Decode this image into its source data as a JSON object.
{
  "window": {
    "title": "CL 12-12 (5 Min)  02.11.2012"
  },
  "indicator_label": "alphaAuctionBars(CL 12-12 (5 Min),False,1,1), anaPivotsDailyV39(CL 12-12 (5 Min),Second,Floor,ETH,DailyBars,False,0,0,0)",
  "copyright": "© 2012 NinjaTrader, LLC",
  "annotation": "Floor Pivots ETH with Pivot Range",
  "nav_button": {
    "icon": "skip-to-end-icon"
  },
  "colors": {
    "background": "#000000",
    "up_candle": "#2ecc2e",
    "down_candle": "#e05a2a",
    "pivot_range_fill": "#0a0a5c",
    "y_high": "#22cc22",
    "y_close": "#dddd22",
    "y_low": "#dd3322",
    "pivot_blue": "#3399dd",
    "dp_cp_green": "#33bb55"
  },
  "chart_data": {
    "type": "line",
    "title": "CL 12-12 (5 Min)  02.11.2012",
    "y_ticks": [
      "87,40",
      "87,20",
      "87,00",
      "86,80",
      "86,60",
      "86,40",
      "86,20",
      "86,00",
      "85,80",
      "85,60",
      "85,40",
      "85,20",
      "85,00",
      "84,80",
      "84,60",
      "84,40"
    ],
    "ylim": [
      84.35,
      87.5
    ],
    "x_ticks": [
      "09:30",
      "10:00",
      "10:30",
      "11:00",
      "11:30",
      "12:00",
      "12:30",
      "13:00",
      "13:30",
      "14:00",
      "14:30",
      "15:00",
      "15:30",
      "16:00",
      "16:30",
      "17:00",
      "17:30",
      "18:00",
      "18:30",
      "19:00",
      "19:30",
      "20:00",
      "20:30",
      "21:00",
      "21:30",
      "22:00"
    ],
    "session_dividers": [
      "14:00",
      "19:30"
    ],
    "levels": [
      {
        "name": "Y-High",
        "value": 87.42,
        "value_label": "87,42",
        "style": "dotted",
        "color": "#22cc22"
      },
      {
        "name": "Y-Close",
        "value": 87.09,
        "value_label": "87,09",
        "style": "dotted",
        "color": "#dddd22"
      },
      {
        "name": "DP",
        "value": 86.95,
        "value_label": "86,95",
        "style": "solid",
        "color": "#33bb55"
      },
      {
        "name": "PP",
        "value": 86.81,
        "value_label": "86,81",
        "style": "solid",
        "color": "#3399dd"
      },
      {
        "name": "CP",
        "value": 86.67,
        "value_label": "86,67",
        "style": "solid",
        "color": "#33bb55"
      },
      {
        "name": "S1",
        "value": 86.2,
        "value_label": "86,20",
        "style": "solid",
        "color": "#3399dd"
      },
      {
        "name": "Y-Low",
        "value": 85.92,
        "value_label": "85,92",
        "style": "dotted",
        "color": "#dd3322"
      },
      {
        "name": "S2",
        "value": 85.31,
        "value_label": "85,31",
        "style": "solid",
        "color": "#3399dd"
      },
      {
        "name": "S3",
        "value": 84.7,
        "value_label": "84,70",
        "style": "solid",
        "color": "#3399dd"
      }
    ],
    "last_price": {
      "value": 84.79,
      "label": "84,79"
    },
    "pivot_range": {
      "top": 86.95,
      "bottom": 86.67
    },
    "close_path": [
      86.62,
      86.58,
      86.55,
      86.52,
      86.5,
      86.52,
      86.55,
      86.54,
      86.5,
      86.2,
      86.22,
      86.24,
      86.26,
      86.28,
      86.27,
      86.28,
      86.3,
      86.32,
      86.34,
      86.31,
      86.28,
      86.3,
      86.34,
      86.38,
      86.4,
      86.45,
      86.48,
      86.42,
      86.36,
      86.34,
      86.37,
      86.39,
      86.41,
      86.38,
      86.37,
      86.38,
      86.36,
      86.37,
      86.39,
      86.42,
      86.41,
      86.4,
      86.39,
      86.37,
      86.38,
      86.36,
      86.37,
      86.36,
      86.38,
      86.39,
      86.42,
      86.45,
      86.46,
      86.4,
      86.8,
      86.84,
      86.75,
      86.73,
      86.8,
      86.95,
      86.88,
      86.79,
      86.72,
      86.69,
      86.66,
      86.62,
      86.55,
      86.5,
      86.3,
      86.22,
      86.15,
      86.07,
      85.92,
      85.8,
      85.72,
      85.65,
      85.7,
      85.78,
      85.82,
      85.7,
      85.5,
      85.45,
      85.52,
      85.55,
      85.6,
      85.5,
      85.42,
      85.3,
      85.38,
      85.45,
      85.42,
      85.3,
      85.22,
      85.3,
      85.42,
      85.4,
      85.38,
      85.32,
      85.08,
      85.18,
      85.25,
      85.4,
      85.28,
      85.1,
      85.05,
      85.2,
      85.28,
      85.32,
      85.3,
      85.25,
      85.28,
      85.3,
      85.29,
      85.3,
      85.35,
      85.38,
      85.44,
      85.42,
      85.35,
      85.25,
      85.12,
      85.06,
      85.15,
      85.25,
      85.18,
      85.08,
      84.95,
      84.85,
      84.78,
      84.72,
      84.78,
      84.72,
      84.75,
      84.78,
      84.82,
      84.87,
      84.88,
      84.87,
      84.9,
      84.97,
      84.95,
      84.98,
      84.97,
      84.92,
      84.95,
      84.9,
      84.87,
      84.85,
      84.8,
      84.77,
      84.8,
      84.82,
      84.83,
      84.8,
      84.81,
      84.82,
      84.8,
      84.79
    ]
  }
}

********************

# Task:
Filter for "title". Return all lines that hold it.

# The solution:
    "title": "CL 12-12 (5 Min)  02.11.2012"
    "title": "CL 12-12 (5 Min)  02.11.2012",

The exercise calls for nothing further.